● Exercise description: Please count the lines in the records below that contain the string "summary", treating uppercase and lowercase letters as different, and reply with the number alone.

Dataset entries:
###
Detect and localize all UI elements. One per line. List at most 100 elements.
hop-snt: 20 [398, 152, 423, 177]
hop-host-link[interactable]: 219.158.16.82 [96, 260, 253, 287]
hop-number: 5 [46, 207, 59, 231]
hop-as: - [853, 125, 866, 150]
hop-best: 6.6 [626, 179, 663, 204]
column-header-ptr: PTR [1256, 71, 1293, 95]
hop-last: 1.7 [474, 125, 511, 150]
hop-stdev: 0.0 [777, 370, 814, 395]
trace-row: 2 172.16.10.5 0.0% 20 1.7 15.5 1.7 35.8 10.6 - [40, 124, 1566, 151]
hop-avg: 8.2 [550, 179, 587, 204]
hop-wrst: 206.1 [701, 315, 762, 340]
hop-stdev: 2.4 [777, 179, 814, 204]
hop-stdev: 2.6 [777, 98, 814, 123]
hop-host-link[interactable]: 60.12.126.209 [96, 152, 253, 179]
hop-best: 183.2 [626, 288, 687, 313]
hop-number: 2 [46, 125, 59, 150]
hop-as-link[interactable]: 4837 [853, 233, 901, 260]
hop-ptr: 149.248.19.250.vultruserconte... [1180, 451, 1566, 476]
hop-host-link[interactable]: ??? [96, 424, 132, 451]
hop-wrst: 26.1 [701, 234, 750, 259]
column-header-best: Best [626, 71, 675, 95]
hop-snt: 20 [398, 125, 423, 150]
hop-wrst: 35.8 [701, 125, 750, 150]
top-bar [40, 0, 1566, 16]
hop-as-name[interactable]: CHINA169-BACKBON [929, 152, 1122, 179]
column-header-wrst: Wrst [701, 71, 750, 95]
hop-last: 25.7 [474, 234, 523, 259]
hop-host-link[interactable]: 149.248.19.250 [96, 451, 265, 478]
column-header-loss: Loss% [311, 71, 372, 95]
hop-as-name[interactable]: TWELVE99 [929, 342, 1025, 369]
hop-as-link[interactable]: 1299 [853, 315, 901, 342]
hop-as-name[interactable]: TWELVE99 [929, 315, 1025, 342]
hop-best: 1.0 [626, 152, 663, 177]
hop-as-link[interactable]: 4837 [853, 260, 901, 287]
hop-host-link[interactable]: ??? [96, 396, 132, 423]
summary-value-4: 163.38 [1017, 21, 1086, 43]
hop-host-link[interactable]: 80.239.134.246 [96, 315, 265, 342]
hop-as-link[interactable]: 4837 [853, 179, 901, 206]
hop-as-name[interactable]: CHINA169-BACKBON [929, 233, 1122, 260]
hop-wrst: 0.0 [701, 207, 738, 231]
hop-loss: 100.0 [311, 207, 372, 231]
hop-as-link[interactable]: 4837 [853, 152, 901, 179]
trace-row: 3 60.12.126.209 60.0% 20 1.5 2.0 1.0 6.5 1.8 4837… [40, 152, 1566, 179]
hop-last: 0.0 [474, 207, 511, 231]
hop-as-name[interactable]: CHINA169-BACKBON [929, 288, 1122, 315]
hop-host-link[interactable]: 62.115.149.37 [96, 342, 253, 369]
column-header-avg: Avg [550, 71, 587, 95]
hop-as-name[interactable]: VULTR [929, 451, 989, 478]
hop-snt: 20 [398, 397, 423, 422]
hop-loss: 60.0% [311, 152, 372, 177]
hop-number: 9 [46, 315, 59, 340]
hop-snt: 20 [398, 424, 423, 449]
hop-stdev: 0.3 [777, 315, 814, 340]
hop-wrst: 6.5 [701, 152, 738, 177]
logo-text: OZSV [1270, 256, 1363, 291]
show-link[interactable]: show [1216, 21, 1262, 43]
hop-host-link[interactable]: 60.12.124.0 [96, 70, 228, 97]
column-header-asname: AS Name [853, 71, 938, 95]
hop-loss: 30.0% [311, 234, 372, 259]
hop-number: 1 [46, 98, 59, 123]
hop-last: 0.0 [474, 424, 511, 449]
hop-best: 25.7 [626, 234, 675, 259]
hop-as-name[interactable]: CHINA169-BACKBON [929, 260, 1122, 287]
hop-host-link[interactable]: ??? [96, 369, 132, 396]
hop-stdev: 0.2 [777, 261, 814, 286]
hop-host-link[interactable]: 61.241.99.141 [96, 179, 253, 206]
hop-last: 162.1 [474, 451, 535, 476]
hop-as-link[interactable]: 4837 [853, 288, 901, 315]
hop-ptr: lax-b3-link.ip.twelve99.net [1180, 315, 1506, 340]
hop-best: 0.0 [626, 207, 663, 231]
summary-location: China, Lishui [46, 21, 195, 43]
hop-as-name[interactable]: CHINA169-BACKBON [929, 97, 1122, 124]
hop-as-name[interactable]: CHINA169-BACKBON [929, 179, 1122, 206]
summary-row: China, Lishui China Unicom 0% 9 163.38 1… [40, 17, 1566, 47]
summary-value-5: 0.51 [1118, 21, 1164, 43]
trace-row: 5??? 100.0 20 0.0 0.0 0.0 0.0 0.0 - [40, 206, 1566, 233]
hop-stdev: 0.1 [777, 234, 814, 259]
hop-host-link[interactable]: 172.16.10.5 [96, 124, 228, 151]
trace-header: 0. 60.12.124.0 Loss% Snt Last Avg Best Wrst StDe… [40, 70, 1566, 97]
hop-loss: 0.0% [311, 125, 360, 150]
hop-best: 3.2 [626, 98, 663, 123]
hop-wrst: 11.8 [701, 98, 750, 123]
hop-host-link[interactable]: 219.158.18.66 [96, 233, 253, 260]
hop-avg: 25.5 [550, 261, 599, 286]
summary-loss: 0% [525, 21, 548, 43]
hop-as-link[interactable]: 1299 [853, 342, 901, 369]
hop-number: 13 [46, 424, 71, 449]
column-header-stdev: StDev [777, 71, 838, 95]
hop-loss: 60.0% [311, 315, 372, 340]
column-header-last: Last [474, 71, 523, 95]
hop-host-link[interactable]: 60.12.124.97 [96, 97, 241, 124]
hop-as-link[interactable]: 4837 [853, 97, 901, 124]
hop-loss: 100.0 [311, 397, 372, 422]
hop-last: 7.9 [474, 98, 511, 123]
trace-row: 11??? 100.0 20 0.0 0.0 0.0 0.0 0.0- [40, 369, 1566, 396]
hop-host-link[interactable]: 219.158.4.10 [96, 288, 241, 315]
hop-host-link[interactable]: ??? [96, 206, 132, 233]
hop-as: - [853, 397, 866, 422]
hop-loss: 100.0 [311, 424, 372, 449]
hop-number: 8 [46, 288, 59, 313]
###
● Result: 5